(Stored data)
··········

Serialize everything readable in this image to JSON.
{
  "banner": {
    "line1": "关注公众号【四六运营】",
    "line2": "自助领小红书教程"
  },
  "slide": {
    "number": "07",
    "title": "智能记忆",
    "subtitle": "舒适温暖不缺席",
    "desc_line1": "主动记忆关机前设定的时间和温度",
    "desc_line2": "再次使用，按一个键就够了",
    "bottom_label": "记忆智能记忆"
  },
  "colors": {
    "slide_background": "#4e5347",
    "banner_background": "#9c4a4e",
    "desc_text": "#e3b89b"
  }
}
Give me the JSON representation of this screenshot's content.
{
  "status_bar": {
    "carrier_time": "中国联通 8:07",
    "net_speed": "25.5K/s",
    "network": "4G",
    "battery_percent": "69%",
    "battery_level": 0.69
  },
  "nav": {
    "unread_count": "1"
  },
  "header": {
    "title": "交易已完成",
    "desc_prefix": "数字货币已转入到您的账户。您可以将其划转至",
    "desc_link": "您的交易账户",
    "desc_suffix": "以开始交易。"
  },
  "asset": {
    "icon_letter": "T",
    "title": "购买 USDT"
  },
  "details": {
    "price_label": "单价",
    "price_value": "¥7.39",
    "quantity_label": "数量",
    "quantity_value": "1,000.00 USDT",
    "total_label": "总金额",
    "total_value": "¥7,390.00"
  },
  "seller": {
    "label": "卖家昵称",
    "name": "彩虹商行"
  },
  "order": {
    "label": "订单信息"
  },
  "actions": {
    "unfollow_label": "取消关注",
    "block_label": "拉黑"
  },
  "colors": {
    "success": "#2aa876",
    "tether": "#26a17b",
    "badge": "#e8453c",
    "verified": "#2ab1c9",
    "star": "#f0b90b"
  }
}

··········

* [Instructions for the task] Each line of the listing above should be output exactly.

* [Correct output]
Serialize everything readable in this image to JSON.
{
  "banner": {
    "line1": "关注公众号【四六运营】",
    "line2": "自助领小红书教程"
  },
  "slide": {
    "number": "07",
    "title": "智能记忆",
    "subtitle": "舒适温暖不缺席",
    "desc_line1": "主动记忆关机前设定的时间和温度",
    "desc_line2": "再次使用，按一个键就够了",
    "bottom_label": "记忆智能记忆"
  },
  "colors": {
    "slide_background": "#4e5347",
    "banner_background": "#9c4a4e",
    "desc_text": "#e3b89b"
  }
}
Give me the JSON representation of this screenshot's content.
{
  "status_bar": {
    "carrier_time": "中国联通 8:07",
    "net_speed": "25.5K/s",
    "network": "4G",
    "battery_percent": "69%",
    "battery_level": 0.69
  },
  "nav": {
    "unread_count": "1"
  },
  "header": {
    "title": "交易已完成",
    "desc_prefix": "数字货币已转入到您的账户。您可以将其划转至",
    "desc_link": "您的交易账户",
    "desc_suffix": "以开始交易。"
  },
  "asset": {
    "icon_letter": "T",
    "title": "购买 USDT"
  },
  "details": {
    "price_label": "单价",
    "price_value": "¥7.39",
    "quantity_label": "数量",
    "quantity_value": "1,000.00 USDT",
    "total_label": "总金额",
    "total_value": "¥7,390.00"
  },
  "seller": {
    "label": "卖家昵称",
    "name": "彩虹商行"
  },
  "order": {
    "label": "订单信息"
  },
  "actions": {
    "unfollow_label": "取消关注",
    "block_label": "拉黑"
  },
  "colors": {
    "success": "#2aa876",
    "tether": "#26a17b",
    "badge": "#e8453c",
    "verified": "#2ab1c9",
    "star": "#f0b90b"
  }
}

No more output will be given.